● **WHAT IS ASKED**:
Search the material below for the string "name" and extract each line that has it.

● **RECORDS TO PROCESS**:
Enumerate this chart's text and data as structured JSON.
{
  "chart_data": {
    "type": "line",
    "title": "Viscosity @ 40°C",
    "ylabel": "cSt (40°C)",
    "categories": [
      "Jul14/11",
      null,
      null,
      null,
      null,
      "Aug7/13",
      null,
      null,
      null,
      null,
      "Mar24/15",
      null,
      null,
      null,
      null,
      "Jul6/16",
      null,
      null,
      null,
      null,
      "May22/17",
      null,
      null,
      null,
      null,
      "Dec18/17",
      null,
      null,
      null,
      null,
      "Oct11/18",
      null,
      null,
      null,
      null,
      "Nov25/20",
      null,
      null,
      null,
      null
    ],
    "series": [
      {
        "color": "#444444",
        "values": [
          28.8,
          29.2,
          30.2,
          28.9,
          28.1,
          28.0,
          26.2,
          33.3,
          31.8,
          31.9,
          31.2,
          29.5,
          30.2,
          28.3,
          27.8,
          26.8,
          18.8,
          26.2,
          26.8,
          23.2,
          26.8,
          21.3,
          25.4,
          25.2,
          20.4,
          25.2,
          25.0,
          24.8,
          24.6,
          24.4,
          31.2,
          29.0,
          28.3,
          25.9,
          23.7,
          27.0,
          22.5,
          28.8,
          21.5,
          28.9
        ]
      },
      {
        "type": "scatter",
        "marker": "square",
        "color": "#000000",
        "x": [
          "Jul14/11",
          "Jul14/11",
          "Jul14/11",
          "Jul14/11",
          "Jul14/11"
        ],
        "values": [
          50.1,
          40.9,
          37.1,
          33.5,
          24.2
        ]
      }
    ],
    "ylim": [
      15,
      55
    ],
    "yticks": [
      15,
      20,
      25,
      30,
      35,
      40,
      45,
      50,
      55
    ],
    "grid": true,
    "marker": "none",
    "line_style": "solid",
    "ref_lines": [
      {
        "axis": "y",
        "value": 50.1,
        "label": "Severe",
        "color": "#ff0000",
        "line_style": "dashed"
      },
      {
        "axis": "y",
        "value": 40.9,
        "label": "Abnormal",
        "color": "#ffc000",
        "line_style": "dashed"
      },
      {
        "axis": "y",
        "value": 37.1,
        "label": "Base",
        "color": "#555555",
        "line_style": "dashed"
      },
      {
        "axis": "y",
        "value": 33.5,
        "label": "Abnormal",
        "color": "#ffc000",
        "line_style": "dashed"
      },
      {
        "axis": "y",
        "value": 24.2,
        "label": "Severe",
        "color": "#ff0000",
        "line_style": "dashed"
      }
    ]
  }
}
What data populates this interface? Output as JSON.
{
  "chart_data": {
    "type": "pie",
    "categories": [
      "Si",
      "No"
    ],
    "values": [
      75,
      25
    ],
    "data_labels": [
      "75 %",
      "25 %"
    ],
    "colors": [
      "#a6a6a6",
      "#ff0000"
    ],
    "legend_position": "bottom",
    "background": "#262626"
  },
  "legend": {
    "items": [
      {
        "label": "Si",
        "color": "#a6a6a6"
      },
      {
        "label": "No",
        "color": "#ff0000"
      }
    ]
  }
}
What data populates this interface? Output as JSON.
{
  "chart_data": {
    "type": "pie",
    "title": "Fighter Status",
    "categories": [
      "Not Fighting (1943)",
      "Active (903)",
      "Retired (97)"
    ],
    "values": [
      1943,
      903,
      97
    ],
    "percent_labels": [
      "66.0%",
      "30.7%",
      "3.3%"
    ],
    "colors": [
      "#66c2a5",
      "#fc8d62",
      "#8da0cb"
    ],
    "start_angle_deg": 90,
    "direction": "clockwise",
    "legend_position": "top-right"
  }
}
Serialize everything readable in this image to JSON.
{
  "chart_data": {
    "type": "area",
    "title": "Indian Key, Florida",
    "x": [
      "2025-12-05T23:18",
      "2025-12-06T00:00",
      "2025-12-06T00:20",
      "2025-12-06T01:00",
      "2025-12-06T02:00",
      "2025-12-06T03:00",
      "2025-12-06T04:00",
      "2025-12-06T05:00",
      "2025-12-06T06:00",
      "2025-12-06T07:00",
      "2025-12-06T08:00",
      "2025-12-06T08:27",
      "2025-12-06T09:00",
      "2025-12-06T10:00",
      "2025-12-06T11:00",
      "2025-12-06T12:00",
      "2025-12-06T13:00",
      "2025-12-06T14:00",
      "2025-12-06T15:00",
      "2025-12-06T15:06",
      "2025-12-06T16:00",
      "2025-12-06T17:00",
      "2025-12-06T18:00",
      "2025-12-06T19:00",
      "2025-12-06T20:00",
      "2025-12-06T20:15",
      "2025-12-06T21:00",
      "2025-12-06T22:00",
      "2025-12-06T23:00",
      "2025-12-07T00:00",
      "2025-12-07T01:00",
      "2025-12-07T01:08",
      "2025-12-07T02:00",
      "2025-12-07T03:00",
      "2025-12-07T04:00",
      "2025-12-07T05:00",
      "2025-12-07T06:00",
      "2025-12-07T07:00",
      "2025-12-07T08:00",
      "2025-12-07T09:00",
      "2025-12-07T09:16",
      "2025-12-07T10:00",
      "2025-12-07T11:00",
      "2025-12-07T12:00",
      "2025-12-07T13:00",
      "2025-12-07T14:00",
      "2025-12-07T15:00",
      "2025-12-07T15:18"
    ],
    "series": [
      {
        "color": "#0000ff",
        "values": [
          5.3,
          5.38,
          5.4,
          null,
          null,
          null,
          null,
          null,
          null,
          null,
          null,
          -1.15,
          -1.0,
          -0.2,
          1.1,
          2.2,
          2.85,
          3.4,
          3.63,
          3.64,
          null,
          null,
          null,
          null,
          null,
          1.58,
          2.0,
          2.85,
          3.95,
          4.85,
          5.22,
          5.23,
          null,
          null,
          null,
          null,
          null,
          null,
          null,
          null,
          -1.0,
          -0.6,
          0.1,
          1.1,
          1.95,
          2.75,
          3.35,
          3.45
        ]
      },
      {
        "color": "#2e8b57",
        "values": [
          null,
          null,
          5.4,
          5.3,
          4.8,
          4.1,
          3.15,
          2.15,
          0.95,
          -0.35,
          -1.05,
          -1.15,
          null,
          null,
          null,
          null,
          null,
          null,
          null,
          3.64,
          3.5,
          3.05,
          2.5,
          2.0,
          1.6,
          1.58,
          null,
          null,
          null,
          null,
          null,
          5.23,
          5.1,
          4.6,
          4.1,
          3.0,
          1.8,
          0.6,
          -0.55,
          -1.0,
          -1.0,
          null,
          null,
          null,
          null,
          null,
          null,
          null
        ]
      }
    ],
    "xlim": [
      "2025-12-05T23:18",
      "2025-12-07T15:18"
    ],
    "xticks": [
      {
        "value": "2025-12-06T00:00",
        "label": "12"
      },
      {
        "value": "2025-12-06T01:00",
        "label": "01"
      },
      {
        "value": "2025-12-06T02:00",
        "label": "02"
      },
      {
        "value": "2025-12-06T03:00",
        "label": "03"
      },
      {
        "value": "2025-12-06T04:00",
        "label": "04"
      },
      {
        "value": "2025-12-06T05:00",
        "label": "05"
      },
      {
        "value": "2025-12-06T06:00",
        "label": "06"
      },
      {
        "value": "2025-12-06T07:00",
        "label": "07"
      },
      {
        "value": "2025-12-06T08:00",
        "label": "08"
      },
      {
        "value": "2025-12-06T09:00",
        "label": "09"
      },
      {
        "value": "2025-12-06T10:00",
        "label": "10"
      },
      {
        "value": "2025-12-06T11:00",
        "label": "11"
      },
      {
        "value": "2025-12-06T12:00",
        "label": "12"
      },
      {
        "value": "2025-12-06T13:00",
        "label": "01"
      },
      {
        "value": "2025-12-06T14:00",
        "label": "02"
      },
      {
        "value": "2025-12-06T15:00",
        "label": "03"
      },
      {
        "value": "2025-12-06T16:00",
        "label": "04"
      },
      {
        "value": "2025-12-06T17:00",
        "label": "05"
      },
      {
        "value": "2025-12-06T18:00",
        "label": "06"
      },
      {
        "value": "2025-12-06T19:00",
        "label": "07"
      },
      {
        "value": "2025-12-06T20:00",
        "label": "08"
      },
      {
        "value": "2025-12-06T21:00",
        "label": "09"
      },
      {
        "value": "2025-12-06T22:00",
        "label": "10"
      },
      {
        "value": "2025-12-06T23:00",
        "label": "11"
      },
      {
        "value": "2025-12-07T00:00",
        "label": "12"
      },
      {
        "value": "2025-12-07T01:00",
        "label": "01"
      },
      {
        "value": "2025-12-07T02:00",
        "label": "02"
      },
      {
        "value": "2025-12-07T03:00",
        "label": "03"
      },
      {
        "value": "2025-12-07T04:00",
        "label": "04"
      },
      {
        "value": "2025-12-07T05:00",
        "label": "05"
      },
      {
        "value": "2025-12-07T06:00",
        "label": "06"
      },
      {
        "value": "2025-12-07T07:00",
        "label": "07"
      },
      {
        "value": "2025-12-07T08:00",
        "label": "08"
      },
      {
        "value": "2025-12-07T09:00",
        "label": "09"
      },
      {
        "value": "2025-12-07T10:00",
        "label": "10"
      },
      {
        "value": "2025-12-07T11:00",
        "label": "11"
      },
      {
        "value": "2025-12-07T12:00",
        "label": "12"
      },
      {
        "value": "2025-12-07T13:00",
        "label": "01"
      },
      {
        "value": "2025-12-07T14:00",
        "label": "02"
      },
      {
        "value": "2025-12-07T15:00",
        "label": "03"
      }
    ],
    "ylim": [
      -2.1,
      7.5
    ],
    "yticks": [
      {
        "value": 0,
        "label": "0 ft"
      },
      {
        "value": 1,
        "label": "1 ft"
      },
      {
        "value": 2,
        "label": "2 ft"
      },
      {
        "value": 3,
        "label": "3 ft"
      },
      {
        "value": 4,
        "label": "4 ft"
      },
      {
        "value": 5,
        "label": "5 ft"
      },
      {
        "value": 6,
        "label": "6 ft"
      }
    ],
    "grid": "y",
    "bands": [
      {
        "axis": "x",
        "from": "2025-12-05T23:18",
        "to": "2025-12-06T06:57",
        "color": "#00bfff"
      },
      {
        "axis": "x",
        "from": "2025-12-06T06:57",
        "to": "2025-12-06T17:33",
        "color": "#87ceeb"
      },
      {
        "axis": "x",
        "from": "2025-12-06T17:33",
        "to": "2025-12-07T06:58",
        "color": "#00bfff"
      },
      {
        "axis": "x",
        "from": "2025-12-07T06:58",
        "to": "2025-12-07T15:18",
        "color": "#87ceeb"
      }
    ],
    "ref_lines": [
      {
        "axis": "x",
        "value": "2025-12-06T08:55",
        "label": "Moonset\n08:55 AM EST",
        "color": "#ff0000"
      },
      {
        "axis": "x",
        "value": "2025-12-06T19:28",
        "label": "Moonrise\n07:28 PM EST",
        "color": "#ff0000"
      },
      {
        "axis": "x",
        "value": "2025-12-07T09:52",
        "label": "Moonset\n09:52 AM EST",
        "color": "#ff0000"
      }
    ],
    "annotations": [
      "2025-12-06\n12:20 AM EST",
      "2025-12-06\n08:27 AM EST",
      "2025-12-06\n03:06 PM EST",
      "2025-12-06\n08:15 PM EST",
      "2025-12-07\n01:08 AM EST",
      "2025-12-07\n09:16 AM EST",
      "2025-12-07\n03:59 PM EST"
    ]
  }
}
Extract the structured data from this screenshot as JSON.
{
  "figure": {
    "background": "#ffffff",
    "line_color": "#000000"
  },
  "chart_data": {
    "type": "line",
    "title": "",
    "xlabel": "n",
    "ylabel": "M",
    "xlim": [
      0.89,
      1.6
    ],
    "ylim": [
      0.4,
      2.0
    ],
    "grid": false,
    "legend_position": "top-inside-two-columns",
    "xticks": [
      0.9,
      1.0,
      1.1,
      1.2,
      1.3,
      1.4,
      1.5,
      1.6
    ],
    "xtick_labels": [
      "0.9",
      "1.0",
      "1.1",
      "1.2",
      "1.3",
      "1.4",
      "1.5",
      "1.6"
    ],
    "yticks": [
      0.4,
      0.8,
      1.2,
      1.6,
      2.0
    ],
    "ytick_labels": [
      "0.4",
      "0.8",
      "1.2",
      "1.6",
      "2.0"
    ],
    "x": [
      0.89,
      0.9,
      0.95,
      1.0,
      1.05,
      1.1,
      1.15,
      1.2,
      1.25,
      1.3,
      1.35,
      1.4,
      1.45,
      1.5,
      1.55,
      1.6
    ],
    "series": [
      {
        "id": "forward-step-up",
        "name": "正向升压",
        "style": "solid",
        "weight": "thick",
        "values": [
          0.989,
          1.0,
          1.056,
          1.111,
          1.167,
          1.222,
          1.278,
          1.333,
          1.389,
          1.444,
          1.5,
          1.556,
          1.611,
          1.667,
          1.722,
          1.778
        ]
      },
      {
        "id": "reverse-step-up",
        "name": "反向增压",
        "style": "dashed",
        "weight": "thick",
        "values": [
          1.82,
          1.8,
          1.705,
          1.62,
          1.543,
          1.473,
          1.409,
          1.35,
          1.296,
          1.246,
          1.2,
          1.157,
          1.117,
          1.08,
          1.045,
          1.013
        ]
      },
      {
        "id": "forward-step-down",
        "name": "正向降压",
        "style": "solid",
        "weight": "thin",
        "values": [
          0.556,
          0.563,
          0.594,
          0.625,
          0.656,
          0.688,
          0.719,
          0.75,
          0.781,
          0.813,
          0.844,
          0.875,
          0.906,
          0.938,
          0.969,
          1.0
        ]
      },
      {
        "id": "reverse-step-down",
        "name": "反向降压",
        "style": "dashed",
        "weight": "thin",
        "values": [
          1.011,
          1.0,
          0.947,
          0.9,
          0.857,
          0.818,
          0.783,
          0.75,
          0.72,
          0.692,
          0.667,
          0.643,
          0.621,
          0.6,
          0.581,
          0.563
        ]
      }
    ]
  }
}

● **SOLUTION FOR THIS PROBLEM**:
        "name": "正向升压",
        "name": "反向增压",
        "name": "正向降压",
        "name": "反向降压",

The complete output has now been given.